[start]
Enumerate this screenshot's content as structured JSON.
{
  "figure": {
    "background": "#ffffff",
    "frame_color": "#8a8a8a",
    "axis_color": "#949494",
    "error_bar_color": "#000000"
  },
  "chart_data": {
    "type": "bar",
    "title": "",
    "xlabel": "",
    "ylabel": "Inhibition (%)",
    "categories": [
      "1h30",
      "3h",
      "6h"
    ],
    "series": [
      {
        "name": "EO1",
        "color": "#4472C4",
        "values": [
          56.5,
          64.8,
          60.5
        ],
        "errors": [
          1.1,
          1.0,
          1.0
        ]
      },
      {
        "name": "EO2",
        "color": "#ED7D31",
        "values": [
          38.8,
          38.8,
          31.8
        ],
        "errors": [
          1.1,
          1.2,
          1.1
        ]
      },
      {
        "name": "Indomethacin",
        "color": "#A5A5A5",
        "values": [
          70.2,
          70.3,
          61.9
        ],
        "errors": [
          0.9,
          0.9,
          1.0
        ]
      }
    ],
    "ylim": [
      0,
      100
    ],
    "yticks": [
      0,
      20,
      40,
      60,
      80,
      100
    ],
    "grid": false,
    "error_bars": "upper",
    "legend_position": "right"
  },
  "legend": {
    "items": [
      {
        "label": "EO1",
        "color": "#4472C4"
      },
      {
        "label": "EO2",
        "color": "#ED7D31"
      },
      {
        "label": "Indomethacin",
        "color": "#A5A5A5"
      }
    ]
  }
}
[end]
**Written instruction:** Please restate the data word for word, every record included.

**Exercise solution:**
Enumerate this screenshot's content as structured JSON.
{
  "figure": {
    "background": "#ffffff",
    "frame_color": "#8a8a8a",
    "axis_color": "#949494",
    "error_bar_color": "#000000"
  },
  "chart_data": {
    "type": "bar",
    "title": "",
    "xlabel": "",
    "ylabel": "Inhibition (%)",
    "categories": [
      "1h30",
      "3h",
      "6h"
    ],
    "series": [
      {
        "name": "EO1",
        "color": "#4472C4",
        "values": [
          56.5,
          64.8,
          60.5
        ],
        "errors": [
          1.1,
          1.0,
          1.0
        ]
      },
      {
        "name": "EO2",
        "color": "#ED7D31",
        "values": [
          38.8,
          38.8,
          31.8
        ],
        "errors": [
          1.1,
          1.2,
          1.1
        ]
      },
      {
        "name": "Indomethacin",
        "color": "#A5A5A5",
        "values": [
          70.2,
          70.3,
          61.9
        ],
        "errors": [
          0.9,
          0.9,
          1.0
        ]
      }
    ],
    "ylim": [
      0,
      100
    ],
    "yticks": [
      0,
      20,
      40,
      60,
      80,
      100
    ],
    "grid": false,
    "error_bars": "upper",
    "legend_position": "right"
  },
  "legend": {
    "items": [
      {
        "label": "EO1",
        "color": "#4472C4"
      },
      {
        "label": "EO2",
        "color": "#ED7D31"
      },
      {
        "label": "Indomethacin",
        "color": "#A5A5A5"
      }
    ]
  }
}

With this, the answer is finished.